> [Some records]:
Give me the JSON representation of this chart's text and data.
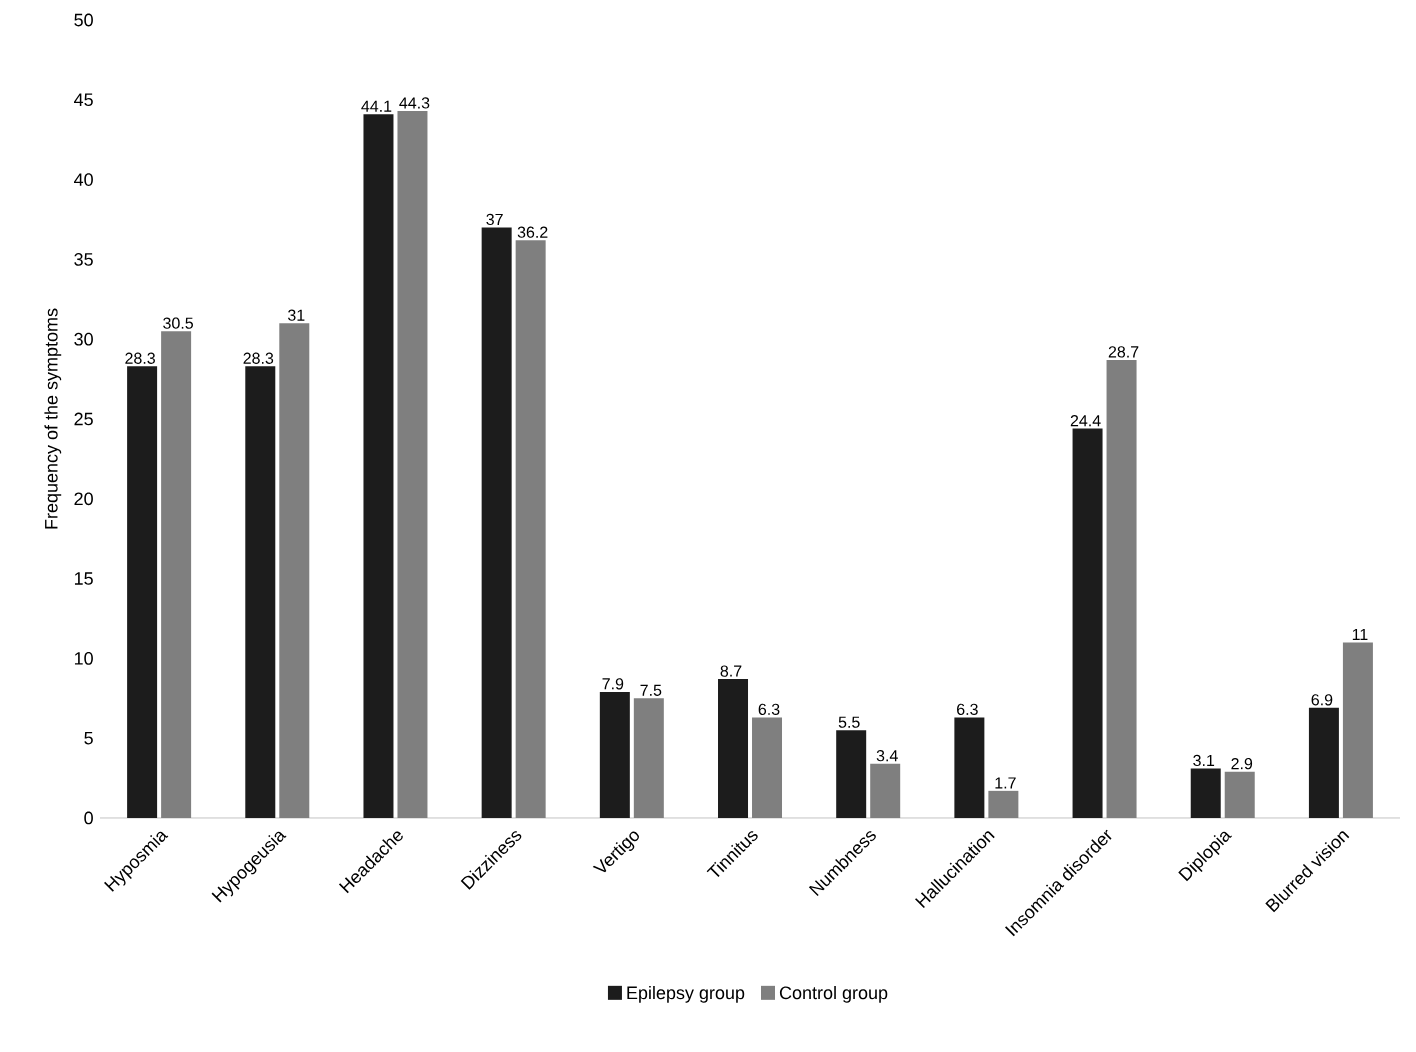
{
  "chart_data": {
    "type": "bar",
    "ylabel": "Frequency of the symptoms",
    "categories": [
      "Hyposmia",
      "Hypogeusia",
      "Headache",
      "Dizziness",
      "Vertigo",
      "Tinnitus",
      "Numbness",
      "Hallucination",
      "Insomnia disorder",
      "Diplopia",
      "Blurred vision"
    ],
    "series": [
      {
        "name": "Epilepsy group",
        "color": "#1c1c1c",
        "values": [
          28.3,
          28.3,
          44.1,
          37,
          7.9,
          8.7,
          5.5,
          6.3,
          24.4,
          3.1,
          6.9
        ]
      },
      {
        "name": "Control group",
        "color": "#7f7f7f",
        "values": [
          30.5,
          31,
          44.3,
          36.2,
          7.5,
          6.3,
          3.4,
          1.7,
          28.7,
          2.9,
          11
        ]
      }
    ],
    "ylim": [
      0,
      50
    ],
    "yticks": [
      0,
      5,
      10,
      15,
      20,
      25,
      30,
      35,
      40,
      45,
      50
    ],
    "data_labels": true,
    "legend": "bottom",
    "grid": false
  }
}
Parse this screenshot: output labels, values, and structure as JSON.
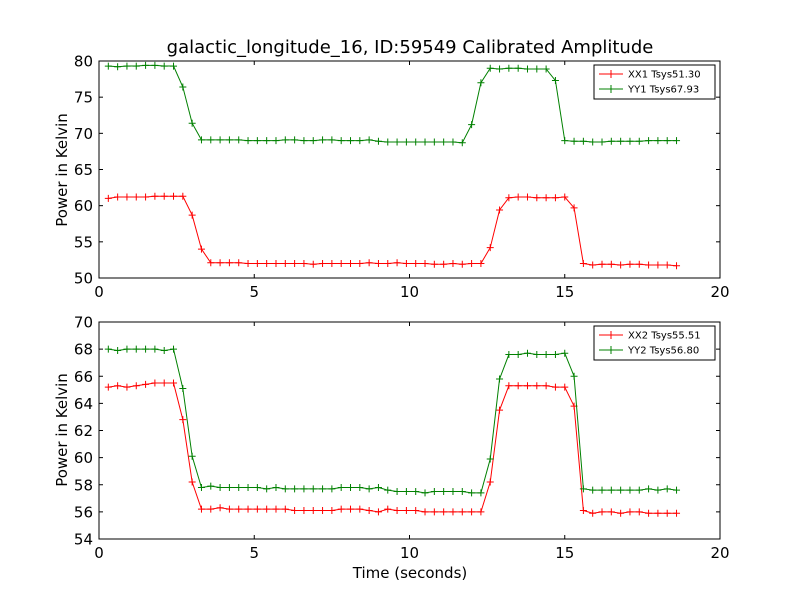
{
  "chart_data": [
    {
      "type": "line",
      "title": "galactic_longitude_16, ID:59549 Calibrated Amplitude",
      "xlabel": "",
      "ylabel": "Power in Kelvin",
      "xlim": [
        0,
        20
      ],
      "ylim": [
        50,
        80
      ],
      "xticks": [
        "0",
        "5",
        "10",
        "15",
        "20"
      ],
      "yticks": [
        "50",
        "55",
        "60",
        "65",
        "70",
        "75",
        "80"
      ],
      "legend_position": "top-right",
      "x": [
        0.3,
        0.6,
        0.9,
        1.2,
        1.5,
        1.8,
        2.1,
        2.4,
        2.7,
        3.0,
        3.3,
        3.6,
        3.9,
        4.2,
        4.5,
        4.8,
        5.1,
        5.4,
        5.7,
        6.0,
        6.3,
        6.6,
        6.9,
        7.2,
        7.5,
        7.8,
        8.1,
        8.4,
        8.7,
        9.0,
        9.3,
        9.6,
        9.9,
        10.2,
        10.5,
        10.8,
        11.1,
        11.4,
        11.7,
        12.0,
        12.3,
        12.6,
        12.9,
        13.2,
        13.5,
        13.8,
        14.1,
        14.4,
        14.7,
        15.0,
        15.3,
        15.6,
        15.9,
        16.2,
        16.5,
        16.8,
        17.1,
        17.4,
        17.7,
        18.0,
        18.3,
        18.6
      ],
      "series": [
        {
          "name": "XX1 Tsys51.30",
          "color": "#ff0000",
          "values": [
            61.0,
            61.2,
            61.2,
            61.2,
            61.2,
            61.3,
            61.3,
            61.3,
            61.3,
            58.7,
            54.0,
            52.1,
            52.1,
            52.1,
            52.1,
            52.0,
            52.0,
            52.0,
            52.0,
            52.0,
            52.0,
            52.0,
            51.9,
            52.0,
            52.0,
            52.0,
            52.0,
            52.0,
            52.1,
            52.0,
            52.0,
            52.1,
            52.0,
            52.0,
            52.0,
            51.9,
            51.9,
            52.0,
            51.9,
            52.0,
            52.0,
            54.2,
            59.4,
            61.1,
            61.2,
            61.2,
            61.1,
            61.1,
            61.1,
            61.2,
            59.7,
            52.0,
            51.8,
            51.9,
            51.9,
            51.8,
            51.9,
            51.9,
            51.8,
            51.8,
            51.8,
            51.7
          ]
        },
        {
          "name": "YY1 Tsys67.93",
          "color": "#008000",
          "values": [
            79.3,
            79.2,
            79.3,
            79.3,
            79.4,
            79.4,
            79.3,
            79.3,
            76.4,
            71.4,
            69.1,
            69.1,
            69.1,
            69.1,
            69.1,
            69.0,
            69.0,
            69.0,
            69.0,
            69.1,
            69.1,
            69.0,
            69.0,
            69.1,
            69.1,
            69.0,
            69.0,
            69.0,
            69.1,
            68.9,
            68.8,
            68.8,
            68.8,
            68.8,
            68.8,
            68.8,
            68.8,
            68.8,
            68.7,
            71.2,
            77.0,
            79.0,
            78.9,
            79.0,
            79.0,
            78.9,
            78.9,
            78.9,
            77.3,
            69.0,
            68.9,
            68.9,
            68.8,
            68.8,
            68.9,
            68.9,
            68.9,
            68.9,
            69.0,
            69.0,
            69.0,
            69.0
          ]
        }
      ]
    },
    {
      "type": "line",
      "title": "",
      "xlabel": "Time (seconds)",
      "ylabel": "Power in Kelvin",
      "xlim": [
        0,
        20
      ],
      "ylim": [
        54,
        70
      ],
      "xticks": [
        "0",
        "5",
        "10",
        "15",
        "20"
      ],
      "yticks": [
        "54",
        "56",
        "58",
        "60",
        "62",
        "64",
        "66",
        "68",
        "70"
      ],
      "legend_position": "top-right",
      "x": [
        0.3,
        0.6,
        0.9,
        1.2,
        1.5,
        1.8,
        2.1,
        2.4,
        2.7,
        3.0,
        3.3,
        3.6,
        3.9,
        4.2,
        4.5,
        4.8,
        5.1,
        5.4,
        5.7,
        6.0,
        6.3,
        6.6,
        6.9,
        7.2,
        7.5,
        7.8,
        8.1,
        8.4,
        8.7,
        9.0,
        9.3,
        9.6,
        9.9,
        10.2,
        10.5,
        10.8,
        11.1,
        11.4,
        11.7,
        12.0,
        12.3,
        12.6,
        12.9,
        13.2,
        13.5,
        13.8,
        14.1,
        14.4,
        14.7,
        15.0,
        15.3,
        15.6,
        15.9,
        16.2,
        16.5,
        16.8,
        17.1,
        17.4,
        17.7,
        18.0,
        18.3,
        18.6
      ],
      "series": [
        {
          "name": "XX2 Tsys55.51",
          "color": "#ff0000",
          "values": [
            65.2,
            65.3,
            65.2,
            65.3,
            65.4,
            65.5,
            65.5,
            65.5,
            62.8,
            58.2,
            56.2,
            56.2,
            56.3,
            56.2,
            56.2,
            56.2,
            56.2,
            56.2,
            56.2,
            56.2,
            56.1,
            56.1,
            56.1,
            56.1,
            56.1,
            56.2,
            56.2,
            56.2,
            56.1,
            56.0,
            56.2,
            56.1,
            56.1,
            56.1,
            56.0,
            56.0,
            56.0,
            56.0,
            56.0,
            56.0,
            56.0,
            58.2,
            63.5,
            65.3,
            65.3,
            65.3,
            65.3,
            65.3,
            65.2,
            65.2,
            63.8,
            56.1,
            55.9,
            56.0,
            56.0,
            55.9,
            56.0,
            56.0,
            55.9,
            55.9,
            55.9,
            55.9
          ]
        },
        {
          "name": "YY2 Tsys56.80",
          "color": "#008000",
          "values": [
            68.0,
            67.9,
            68.0,
            68.0,
            68.0,
            68.0,
            67.9,
            68.0,
            65.1,
            60.1,
            57.8,
            57.9,
            57.8,
            57.8,
            57.8,
            57.8,
            57.8,
            57.7,
            57.8,
            57.7,
            57.7,
            57.7,
            57.7,
            57.7,
            57.7,
            57.8,
            57.8,
            57.8,
            57.7,
            57.8,
            57.6,
            57.5,
            57.5,
            57.5,
            57.4,
            57.5,
            57.5,
            57.5,
            57.5,
            57.4,
            57.4,
            59.9,
            65.8,
            67.6,
            67.6,
            67.7,
            67.6,
            67.6,
            67.6,
            67.7,
            66.0,
            57.7,
            57.6,
            57.6,
            57.6,
            57.6,
            57.6,
            57.6,
            57.7,
            57.6,
            57.7,
            57.6
          ]
        }
      ]
    }
  ]
}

> [What is expected]:
Quote the records in their entirety, keeping the wording exact and excluding pictures.

> [Solution for this exercise]:
Give me the JSON representation of this chart's text and data.
{
  "chart_data": {
    "type": "bar",
    "ylabel": "Frequency of the symptoms",
    "categories": [
      "Hyposmia",
      "Hypogeusia",
      "Headache",
      "Dizziness",
      "Vertigo",
      "Tinnitus",
      "Numbness",
      "Hallucination",
      "Insomnia disorder",
      "Diplopia",
      "Blurred vision"
    ],
    "series": [
      {
        "name": "Epilepsy group",
        "color": "#1c1c1c",
        "values": [
          28.3,
          28.3,
          44.1,
          37,
          7.9,
          8.7,
          5.5,
          6.3,
          24.4,
          3.1,
          6.9
        ]
      },
      {
        "name": "Control group",
        "color": "#7f7f7f",
        "values": [
          30.5,
          31,
          44.3,
          36.2,
          7.5,
          6.3,
          3.4,
          1.7,
          28.7,
          2.9,
          11
        ]
      }
    ],
    "ylim": [
      0,
      50
    ],
    "yticks": [
      0,
      5,
      10,
      15,
      20,
      25,
      30,
      35,
      40,
      45,
      50
    ],
    "data_labels": true,
    "legend": "bottom",
    "grid": false
  }
}
Parse this screenshot: output labels, values, and structure as JSON.
{
  "chart_data": [
    {
      "type": "line",
      "title": "galactic_longitude_16, ID:59549 Calibrated Amplitude",
      "xlabel": "",
      "ylabel": "Power in Kelvin",
      "xlim": [
        0,
        20
      ],
      "ylim": [
        50,
        80
      ],
      "xticks": [
        "0",
        "5",
        "10",
        "15",
        "20"
      ],
      "yticks": [
        "50",
        "55",
        "60",
        "65",
        "70",
        "75",
        "80"
      ],
      "legend_position": "top-right",
      "x": [
        0.3,
        0.6,
        0.9,
        1.2,
        1.5,
        1.8,
        2.1,
        2.4,
        2.7,
        3.0,
        3.3,
        3.6,
        3.9,
        4.2,
        4.5,
        4.8,
        5.1,
        5.4,
        5.7,
        6.0,
        6.3,
        6.6,
        6.9,
        7.2,
        7.5,
        7.8,
        8.1,
        8.4,
        8.7,
        9.0,
        9.3,
        9.6,
        9.9,
        10.2,
        10.5,
        10.8,
        11.1,
        11.4,
        11.7,
        12.0,
        12.3,
        12.6,
        12.9,
        13.2,
        13.5,
        13.8,
        14.1,
        14.4,
        14.7,
        15.0,
        15.3,
        15.6,
        15.9,
        16.2,
        16.5,
        16.8,
        17.1,
        17.4,
        17.7,
        18.0,
        18.3,
        18.6
      ],
      "series": [
        {
          "name": "XX1 Tsys51.30",
          "color": "#ff0000",
          "values": [
            61.0,
            61.2,
            61.2,
            61.2,
            61.2,
            61.3,
            61.3,
            61.3,
            61.3,
            58.7,
            54.0,
            52.1,
            52.1,
            52.1,
            52.1,
            52.0,
            52.0,
            52.0,
            52.0,
            52.0,
            52.0,
            52.0,
            51.9,
            52.0,
            52.0,
            52.0,
            52.0,
            52.0,
            52.1,
            52.0,
            52.0,
            52.1,
            52.0,
            52.0,
            52.0,
            51.9,
            51.9,
            52.0,
            51.9,
            52.0,
            52.0,
            54.2,
            59.4,
            61.1,
            61.2,
            61.2,
            61.1,
            61.1,
            61.1,
            61.2,
            59.7,
            52.0,
            51.8,
            51.9,
            51.9,
            51.8,
            51.9,
            51.9,
            51.8,
            51.8,
            51.8,
            51.7
          ]
        },
        {
          "name": "YY1 Tsys67.93",
          "color": "#008000",
          "values": [
            79.3,
            79.2,
            79.3,
            79.3,
            79.4,
            79.4,
            79.3,
            79.3,
            76.4,
            71.4,
            69.1,
            69.1,
            69.1,
            69.1,
            69.1,
            69.0,
            69.0,
            69.0,
            69.0,
            69.1,
            69.1,
            69.0,
            69.0,
            69.1,
            69.1,
            69.0,
            69.0,
            69.0,
            69.1,
            68.9,
            68.8,
            68.8,
            68.8,
            68.8,
            68.8,
            68.8,
            68.8,
            68.8,
            68.7,
            71.2,
            77.0,
            79.0,
            78.9,
            79.0,
            79.0,
            78.9,
            78.9,
            78.9,
            77.3,
            69.0,
            68.9,
            68.9,
            68.8,
            68.8,
            68.9,
            68.9,
            68.9,
            68.9,
            69.0,
            69.0,
            69.0,
            69.0
          ]
        }
      ]
    },
    {
      "type": "line",
      "title": "",
      "xlabel": "Time (seconds)",
      "ylabel": "Power in Kelvin",
      "xlim": [
        0,
        20
      ],
      "ylim": [
        54,
        70
      ],
      "xticks": [
        "0",
        "5",
        "10",
        "15",
        "20"
      ],
      "yticks": [
        "54",
        "56",
        "58",
        "60",
        "62",
        "64",
        "66",
        "68",
        "70"
      ],
      "legend_position": "top-right",
      "x": [
        0.3,
        0.6,
        0.9,
        1.2,
        1.5,
        1.8,
        2.1,
        2.4,
        2.7,
        3.0,
        3.3,
        3.6,
        3.9,
        4.2,
        4.5,
        4.8,
        5.1,
        5.4,
        5.7,
        6.0,
        6.3,
        6.6,
        6.9,
        7.2,
        7.5,
        7.8,
        8.1,
        8.4,
        8.7,
        9.0,
        9.3,
        9.6,
        9.9,
        10.2,
        10.5,
        10.8,
        11.1,
        11.4,
        11.7,
        12.0,
        12.3,
        12.6,
        12.9,
        13.2,
        13.5,
        13.8,
        14.1,
        14.4,
        14.7,
        15.0,
        15.3,
        15.6,
        15.9,
        16.2,
        16.5,
        16.8,
        17.1,
        17.4,
        17.7,
        18.0,
        18.3,
        18.6
      ],
      "series": [
        {
          "name": "XX2 Tsys55.51",
          "color": "#ff0000",
          "values": [
            65.2,
            65.3,
            65.2,
            65.3,
            65.4,
            65.5,
            65.5,
            65.5,
            62.8,
            58.2,
            56.2,
            56.2,
            56.3,
            56.2,
            56.2,
            56.2,
            56.2,
            56.2,
            56.2,
            56.2,
            56.1,
            56.1,
            56.1,
            56.1,
            56.1,
            56.2,
            56.2,
            56.2,
            56.1,
            56.0,
            56.2,
            56.1,
            56.1,
            56.1,
            56.0,
            56.0,
            56.0,
            56.0,
            56.0,
            56.0,
            56.0,
            58.2,
            63.5,
            65.3,
            65.3,
            65.3,
            65.3,
            65.3,
            65.2,
            65.2,
            63.8,
            56.1,
            55.9,
            56.0,
            56.0,
            55.9,
            56.0,
            56.0,
            55.9,
            55.9,
            55.9,
            55.9
          ]
        },
        {
          "name": "YY2 Tsys56.80",
          "color": "#008000",
          "values": [
            68.0,
            67.9,
            68.0,
            68.0,
            68.0,
            68.0,
            67.9,
            68.0,
            65.1,
            60.1,
            57.8,
            57.9,
            57.8,
            57.8,
            57.8,
            57.8,
            57.8,
            57.7,
            57.8,
            57.7,
            57.7,
            57.7,
            57.7,
            57.7,
            57.7,
            57.8,
            57.8,
            57.8,
            57.7,
            57.8,
            57.6,
            57.5,
            57.5,
            57.5,
            57.4,
            57.5,
            57.5,
            57.5,
            57.5,
            57.4,
            57.4,
            59.9,
            65.8,
            67.6,
            67.6,
            67.7,
            67.6,
            67.6,
            67.6,
            67.7,
            66.0,
            57.7,
            57.6,
            57.6,
            57.6,
            57.6,
            57.6,
            57.6,
            57.7,
            57.6,
            57.7,
            57.6
          ]
        }
      ]
    }
  ]
}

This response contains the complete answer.